• INFORMATION GIVEN:
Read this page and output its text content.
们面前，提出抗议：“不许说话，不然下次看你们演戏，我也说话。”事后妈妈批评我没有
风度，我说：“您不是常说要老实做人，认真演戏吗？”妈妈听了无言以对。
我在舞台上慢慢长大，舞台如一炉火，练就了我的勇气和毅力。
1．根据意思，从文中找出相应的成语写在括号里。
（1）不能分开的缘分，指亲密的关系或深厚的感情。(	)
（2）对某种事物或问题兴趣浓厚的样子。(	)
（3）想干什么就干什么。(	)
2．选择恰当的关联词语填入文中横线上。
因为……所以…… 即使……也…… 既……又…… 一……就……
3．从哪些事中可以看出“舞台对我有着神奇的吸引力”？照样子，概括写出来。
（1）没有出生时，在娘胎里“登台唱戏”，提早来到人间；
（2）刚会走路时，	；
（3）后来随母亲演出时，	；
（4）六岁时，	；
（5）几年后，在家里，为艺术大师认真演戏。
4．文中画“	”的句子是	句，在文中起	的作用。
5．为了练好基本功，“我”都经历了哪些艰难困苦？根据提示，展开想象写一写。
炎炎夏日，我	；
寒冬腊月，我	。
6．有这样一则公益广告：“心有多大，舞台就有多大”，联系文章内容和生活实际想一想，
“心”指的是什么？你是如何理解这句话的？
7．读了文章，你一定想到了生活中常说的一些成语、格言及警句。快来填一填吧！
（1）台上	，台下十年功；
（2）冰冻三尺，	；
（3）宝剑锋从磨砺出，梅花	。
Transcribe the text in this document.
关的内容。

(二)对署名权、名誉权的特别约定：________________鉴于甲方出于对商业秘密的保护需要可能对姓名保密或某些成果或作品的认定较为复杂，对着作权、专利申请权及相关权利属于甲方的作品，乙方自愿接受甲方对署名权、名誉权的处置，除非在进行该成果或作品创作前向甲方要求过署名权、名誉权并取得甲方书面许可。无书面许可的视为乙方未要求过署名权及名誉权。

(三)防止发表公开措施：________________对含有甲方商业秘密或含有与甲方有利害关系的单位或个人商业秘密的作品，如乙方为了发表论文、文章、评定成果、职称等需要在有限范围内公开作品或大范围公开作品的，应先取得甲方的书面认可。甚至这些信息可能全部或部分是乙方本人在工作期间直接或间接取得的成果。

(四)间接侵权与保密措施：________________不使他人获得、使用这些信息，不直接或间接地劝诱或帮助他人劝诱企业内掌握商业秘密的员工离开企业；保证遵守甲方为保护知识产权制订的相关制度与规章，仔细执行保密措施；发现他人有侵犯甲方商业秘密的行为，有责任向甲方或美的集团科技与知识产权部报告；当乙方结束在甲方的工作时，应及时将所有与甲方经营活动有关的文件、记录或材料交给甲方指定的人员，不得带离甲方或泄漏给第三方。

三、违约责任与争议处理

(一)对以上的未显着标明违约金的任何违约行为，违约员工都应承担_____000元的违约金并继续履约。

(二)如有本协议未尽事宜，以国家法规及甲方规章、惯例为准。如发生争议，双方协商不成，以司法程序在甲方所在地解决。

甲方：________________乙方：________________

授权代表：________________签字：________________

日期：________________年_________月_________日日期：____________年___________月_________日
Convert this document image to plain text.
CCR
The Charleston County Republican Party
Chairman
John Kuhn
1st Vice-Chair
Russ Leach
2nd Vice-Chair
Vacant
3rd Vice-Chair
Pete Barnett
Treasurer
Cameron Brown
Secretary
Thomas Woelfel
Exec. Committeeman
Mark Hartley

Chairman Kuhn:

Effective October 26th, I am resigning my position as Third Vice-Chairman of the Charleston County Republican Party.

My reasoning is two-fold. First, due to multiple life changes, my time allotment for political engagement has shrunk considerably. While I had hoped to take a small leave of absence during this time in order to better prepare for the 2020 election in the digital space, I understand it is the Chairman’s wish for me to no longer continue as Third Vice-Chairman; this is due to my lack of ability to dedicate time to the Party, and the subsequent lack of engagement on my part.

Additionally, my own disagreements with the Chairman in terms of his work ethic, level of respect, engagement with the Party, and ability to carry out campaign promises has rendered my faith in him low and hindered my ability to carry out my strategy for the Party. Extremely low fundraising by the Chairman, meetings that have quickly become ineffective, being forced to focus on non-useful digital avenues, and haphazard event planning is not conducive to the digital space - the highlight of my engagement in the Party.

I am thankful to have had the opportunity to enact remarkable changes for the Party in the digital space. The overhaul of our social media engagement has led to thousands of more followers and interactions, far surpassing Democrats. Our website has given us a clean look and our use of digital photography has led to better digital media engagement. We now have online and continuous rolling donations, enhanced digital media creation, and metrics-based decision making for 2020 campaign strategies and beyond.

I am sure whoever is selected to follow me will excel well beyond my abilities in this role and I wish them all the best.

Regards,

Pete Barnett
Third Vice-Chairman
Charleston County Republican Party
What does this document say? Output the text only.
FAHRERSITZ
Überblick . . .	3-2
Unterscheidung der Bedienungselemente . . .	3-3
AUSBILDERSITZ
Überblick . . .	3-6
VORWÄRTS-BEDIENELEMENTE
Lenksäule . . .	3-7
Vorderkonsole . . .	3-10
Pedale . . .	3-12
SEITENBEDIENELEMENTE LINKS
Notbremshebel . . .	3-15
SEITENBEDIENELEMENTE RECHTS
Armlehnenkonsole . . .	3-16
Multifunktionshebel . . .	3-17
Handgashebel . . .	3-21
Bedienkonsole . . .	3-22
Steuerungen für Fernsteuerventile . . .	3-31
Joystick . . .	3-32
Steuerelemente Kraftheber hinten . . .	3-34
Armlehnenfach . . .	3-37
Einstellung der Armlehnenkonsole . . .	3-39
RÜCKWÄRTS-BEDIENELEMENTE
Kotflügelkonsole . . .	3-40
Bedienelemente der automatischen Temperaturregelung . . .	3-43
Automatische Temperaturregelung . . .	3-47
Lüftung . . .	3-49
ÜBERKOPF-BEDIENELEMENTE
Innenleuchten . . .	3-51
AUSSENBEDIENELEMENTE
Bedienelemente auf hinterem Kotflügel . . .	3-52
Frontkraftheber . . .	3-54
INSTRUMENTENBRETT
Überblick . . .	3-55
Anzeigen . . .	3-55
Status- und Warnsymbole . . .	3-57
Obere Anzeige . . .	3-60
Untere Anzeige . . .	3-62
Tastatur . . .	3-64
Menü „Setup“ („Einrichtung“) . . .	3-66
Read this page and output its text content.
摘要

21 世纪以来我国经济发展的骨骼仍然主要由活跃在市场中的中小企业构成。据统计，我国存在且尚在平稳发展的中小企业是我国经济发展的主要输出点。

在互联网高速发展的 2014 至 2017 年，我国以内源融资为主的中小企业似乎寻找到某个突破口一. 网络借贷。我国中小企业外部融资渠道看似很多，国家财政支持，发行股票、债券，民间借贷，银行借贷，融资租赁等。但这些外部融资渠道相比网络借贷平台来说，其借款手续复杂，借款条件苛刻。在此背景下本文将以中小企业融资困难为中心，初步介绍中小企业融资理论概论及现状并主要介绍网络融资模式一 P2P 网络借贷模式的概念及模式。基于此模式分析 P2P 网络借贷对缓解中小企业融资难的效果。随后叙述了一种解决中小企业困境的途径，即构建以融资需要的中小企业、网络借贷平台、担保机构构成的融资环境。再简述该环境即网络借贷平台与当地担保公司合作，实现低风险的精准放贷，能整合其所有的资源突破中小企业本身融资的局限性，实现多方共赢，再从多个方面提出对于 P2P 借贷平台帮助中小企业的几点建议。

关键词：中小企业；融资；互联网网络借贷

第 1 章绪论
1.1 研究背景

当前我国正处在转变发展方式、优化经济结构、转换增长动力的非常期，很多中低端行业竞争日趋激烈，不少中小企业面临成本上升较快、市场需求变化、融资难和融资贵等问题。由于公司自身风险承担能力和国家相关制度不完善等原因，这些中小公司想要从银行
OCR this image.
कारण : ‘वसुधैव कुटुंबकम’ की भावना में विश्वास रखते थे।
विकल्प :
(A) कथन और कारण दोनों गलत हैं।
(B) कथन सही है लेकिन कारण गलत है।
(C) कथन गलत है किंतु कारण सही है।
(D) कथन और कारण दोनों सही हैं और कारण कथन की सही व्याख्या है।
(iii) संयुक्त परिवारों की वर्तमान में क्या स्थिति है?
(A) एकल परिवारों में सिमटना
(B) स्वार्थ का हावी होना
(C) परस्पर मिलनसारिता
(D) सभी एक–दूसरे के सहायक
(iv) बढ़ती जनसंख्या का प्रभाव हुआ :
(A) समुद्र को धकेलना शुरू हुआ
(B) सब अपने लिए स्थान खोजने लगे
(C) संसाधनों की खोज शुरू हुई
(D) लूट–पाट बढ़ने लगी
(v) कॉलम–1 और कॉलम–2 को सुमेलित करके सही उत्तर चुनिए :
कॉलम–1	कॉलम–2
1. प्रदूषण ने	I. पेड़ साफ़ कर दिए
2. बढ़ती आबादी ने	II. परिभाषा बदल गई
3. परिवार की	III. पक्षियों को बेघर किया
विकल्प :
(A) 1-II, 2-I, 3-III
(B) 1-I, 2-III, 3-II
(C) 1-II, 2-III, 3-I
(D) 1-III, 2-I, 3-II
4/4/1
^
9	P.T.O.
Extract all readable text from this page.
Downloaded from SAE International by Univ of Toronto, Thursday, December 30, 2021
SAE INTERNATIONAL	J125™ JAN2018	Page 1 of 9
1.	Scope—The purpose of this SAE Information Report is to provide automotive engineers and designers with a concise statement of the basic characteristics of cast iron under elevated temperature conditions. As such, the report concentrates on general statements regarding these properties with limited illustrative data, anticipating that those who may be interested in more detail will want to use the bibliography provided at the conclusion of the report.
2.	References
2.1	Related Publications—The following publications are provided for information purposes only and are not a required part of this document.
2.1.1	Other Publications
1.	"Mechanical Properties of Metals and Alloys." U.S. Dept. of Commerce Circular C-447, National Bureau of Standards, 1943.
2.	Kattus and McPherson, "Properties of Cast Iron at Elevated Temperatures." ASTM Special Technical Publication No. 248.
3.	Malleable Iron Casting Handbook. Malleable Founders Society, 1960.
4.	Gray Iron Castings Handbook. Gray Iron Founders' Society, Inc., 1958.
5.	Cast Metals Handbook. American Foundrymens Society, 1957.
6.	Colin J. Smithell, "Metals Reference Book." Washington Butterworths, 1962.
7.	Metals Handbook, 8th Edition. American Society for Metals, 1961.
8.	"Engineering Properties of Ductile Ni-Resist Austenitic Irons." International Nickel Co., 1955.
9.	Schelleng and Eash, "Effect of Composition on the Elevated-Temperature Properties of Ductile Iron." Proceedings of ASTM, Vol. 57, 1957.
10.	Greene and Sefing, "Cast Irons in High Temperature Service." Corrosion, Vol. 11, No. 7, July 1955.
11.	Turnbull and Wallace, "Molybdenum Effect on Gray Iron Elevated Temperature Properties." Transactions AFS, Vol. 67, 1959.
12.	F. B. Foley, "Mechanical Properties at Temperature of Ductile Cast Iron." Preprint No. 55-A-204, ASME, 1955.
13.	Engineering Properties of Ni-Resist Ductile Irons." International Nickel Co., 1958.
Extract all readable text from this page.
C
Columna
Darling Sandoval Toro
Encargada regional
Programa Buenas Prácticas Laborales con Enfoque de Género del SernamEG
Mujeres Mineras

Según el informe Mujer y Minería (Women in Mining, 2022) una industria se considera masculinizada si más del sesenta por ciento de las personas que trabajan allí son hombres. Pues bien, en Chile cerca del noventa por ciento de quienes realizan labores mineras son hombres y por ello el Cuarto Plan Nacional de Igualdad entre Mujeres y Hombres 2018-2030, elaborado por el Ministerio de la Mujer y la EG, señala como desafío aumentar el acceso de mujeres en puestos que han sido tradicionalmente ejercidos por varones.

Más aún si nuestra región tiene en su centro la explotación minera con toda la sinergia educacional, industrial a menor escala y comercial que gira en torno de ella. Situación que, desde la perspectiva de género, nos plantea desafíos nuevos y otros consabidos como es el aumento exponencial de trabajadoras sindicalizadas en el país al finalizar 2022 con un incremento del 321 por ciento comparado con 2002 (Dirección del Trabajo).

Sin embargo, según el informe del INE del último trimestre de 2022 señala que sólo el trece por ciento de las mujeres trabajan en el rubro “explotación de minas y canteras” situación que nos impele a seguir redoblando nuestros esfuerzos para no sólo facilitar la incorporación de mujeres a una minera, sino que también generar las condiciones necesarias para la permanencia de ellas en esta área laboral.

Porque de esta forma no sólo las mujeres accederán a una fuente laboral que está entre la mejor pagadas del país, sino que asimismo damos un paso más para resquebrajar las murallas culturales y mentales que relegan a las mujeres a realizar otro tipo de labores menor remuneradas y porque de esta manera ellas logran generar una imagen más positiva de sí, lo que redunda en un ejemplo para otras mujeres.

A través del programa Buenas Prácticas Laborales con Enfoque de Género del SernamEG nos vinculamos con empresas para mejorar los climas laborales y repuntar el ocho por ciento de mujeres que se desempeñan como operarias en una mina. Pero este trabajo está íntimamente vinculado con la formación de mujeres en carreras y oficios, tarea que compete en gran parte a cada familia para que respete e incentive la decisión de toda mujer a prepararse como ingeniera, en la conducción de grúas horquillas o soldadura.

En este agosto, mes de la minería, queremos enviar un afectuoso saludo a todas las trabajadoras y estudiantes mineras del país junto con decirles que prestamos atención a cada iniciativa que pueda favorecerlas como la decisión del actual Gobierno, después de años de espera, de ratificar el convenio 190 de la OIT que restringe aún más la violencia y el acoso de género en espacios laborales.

• DESCRIPTION OF THE TASK: Search the lines above for the string "Temperaturregelung" and copy each line that has it.

• REPLY TO THE TASK:
Bedienelemente der automatischen Temperaturregelung . . .	3-43
Automatische Temperaturregelung . . .	3-47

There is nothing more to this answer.